> **What you have to do**:
Count how many lines of the material contain the string "plain", then give that number and nothing more.

[Data entries]
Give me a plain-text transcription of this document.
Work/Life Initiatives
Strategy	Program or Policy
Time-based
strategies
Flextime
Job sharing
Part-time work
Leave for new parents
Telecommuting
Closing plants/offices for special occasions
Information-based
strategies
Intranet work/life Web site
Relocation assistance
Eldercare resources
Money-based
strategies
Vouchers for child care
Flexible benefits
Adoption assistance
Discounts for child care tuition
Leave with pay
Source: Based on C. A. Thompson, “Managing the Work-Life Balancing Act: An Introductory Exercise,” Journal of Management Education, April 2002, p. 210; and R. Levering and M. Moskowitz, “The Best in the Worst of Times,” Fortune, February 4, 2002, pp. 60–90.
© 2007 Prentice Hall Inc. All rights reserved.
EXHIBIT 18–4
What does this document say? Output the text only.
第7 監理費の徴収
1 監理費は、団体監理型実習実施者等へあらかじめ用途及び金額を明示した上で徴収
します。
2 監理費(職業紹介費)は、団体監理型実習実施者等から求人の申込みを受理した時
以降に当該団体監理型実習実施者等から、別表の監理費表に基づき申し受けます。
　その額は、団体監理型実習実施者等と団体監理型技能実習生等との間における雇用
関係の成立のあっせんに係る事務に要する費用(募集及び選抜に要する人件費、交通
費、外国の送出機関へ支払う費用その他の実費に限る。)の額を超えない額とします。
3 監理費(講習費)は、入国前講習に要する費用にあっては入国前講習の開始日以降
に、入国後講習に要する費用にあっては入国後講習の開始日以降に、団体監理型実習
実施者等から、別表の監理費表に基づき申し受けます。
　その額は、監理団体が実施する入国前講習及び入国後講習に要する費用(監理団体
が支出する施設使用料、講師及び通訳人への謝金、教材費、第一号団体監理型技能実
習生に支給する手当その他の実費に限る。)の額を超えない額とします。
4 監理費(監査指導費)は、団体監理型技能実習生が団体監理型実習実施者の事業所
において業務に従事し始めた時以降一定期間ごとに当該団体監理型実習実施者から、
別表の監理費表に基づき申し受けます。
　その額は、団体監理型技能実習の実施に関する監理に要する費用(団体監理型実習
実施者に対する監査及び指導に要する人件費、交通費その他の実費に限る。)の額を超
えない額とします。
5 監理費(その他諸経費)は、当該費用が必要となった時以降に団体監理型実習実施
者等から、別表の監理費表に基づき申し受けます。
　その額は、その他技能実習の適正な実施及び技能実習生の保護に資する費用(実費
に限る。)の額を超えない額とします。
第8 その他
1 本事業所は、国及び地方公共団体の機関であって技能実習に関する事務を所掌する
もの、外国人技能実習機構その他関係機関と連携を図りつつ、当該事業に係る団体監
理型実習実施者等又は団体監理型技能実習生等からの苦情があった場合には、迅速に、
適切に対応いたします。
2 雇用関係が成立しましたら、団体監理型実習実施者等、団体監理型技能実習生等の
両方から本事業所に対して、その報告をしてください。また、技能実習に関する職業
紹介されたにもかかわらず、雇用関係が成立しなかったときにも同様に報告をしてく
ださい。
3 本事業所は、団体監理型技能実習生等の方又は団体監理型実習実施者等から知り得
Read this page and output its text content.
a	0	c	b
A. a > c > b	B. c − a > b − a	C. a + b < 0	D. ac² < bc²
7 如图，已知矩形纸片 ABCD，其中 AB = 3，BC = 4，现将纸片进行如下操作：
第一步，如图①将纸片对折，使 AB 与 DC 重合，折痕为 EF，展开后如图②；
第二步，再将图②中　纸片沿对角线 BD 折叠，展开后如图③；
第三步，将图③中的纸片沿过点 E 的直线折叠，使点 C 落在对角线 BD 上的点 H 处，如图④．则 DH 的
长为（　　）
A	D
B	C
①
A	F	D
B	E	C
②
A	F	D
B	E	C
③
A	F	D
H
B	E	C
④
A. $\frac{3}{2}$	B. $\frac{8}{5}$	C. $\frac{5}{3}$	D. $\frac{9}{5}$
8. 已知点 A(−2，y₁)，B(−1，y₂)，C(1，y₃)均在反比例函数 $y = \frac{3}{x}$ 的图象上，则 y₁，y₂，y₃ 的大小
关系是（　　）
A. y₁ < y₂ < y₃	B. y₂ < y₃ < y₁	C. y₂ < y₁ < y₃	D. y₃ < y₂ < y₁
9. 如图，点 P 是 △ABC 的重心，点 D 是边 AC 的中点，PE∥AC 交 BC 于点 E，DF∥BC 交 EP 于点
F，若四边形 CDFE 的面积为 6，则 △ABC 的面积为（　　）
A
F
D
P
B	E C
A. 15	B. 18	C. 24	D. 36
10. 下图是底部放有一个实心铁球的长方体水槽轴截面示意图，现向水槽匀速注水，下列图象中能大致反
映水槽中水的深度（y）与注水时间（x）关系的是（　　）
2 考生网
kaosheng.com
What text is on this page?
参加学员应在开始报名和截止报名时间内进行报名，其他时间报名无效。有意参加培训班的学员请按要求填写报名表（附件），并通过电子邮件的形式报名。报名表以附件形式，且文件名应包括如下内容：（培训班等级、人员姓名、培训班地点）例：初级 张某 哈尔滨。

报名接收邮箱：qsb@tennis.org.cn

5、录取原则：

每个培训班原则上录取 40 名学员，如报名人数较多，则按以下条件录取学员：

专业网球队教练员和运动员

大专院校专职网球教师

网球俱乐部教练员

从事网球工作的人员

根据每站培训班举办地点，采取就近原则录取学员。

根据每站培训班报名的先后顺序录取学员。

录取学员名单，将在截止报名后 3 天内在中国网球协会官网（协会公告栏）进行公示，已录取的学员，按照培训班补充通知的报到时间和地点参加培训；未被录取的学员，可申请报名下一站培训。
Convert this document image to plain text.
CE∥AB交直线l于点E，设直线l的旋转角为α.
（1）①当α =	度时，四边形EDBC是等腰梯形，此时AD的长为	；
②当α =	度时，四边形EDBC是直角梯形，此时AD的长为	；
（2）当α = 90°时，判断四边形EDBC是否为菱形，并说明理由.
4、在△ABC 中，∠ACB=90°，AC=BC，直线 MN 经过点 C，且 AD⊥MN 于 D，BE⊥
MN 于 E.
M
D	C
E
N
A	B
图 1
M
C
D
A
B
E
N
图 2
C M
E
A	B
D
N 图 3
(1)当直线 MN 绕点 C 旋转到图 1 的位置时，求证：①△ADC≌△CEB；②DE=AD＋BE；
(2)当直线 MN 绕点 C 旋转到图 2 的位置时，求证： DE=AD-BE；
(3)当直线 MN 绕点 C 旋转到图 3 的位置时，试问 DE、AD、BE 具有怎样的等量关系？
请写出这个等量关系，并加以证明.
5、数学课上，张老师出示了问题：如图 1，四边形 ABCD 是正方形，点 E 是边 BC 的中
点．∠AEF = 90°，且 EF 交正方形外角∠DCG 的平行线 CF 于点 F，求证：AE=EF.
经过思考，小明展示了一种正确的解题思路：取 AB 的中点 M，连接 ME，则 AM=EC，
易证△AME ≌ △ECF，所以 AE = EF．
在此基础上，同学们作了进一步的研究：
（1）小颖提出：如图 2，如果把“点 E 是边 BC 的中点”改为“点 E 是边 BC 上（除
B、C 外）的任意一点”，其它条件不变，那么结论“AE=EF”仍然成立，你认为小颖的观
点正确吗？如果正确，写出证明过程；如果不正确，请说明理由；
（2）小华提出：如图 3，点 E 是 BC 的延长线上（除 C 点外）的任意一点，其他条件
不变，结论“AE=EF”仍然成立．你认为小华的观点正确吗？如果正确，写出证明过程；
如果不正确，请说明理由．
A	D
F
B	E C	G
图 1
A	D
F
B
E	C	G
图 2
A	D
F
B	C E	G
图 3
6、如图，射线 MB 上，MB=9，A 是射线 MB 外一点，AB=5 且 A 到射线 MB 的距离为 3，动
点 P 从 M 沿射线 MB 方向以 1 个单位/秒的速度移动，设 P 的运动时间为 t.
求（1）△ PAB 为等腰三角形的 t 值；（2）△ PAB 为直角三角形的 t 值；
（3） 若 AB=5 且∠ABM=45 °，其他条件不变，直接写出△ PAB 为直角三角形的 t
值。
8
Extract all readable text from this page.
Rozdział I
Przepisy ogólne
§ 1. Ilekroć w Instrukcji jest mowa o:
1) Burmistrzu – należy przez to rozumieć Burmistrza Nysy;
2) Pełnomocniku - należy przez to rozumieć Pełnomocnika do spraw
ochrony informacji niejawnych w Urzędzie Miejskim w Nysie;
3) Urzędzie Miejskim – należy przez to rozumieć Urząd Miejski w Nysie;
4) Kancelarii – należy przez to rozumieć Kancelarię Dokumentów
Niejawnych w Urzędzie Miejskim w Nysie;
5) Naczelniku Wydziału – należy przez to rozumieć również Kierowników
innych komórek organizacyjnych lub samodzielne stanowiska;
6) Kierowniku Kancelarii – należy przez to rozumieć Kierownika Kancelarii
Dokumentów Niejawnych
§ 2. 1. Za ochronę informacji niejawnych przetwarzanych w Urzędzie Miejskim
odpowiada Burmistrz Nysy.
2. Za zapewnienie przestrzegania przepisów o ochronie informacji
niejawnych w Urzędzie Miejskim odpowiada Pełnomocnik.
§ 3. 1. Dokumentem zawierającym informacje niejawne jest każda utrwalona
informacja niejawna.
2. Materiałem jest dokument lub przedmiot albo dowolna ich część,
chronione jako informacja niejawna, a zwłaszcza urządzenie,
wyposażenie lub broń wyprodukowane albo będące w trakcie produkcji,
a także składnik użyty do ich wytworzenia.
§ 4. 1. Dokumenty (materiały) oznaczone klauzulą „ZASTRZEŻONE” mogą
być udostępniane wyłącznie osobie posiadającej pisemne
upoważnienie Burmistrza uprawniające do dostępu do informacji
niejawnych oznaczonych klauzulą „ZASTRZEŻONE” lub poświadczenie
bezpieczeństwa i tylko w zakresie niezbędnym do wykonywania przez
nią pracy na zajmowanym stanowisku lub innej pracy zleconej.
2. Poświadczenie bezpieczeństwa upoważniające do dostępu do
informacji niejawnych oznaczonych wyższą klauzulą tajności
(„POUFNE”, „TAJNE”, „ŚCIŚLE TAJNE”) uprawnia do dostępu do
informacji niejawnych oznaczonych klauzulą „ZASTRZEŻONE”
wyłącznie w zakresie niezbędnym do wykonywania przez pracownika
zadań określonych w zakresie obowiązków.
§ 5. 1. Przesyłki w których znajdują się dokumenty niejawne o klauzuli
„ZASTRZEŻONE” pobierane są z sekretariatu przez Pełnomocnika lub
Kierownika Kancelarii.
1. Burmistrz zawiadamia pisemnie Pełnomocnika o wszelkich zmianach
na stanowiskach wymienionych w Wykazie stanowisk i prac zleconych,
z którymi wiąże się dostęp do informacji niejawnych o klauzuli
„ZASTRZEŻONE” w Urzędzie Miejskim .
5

> **Final result**:
2